(Saved data entries)
——————

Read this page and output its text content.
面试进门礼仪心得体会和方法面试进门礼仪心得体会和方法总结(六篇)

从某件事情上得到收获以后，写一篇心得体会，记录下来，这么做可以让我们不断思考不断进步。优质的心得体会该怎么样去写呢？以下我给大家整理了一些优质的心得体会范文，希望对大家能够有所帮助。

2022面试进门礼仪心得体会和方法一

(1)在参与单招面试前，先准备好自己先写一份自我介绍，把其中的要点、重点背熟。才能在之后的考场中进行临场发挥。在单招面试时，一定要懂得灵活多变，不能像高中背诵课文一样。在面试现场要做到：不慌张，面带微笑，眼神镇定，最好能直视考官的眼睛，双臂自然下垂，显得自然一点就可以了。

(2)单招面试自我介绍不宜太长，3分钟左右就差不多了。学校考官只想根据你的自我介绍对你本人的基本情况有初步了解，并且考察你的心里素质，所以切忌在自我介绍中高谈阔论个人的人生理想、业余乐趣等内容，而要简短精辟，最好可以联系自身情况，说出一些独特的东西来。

——————

[REQUEST] Write out all the entries exactly.

[EXERCISE SOLUTION]
Read this page and output its text content.
面试进门礼仪心得体会和方法面试进门礼仪心得体会和方法总结(六篇)

从某件事情上得到收获以后，写一篇心得体会，记录下来，这么做可以让我们不断思考不断进步。优质的心得体会该怎么样去写呢？以下我给大家整理了一些优质的心得体会范文，希望对大家能够有所帮助。

2022面试进门礼仪心得体会和方法一

(1)在参与单招面试前，先准备好自己先写一份自我介绍，把其中的要点、重点背熟。才能在之后的考场中进行临场发挥。在单招面试时，一定要懂得灵活多变，不能像高中背诵课文一样。在面试现场要做到：不慌张，面带微笑，眼神镇定，最好能直视考官的眼睛，双臂自然下垂，显得自然一点就可以了。

(2)单招面试自我介绍不宜太长，3分钟左右就差不多了。学校考官只想根据你的自我介绍对你本人的基本情况有初步了解，并且考察你的心里素质，所以切忌在自我介绍中高谈阔论个人的人生理想、业余乐趣等内容，而要简短精辟，最好可以联系自身情况，说出一些独特的东西来。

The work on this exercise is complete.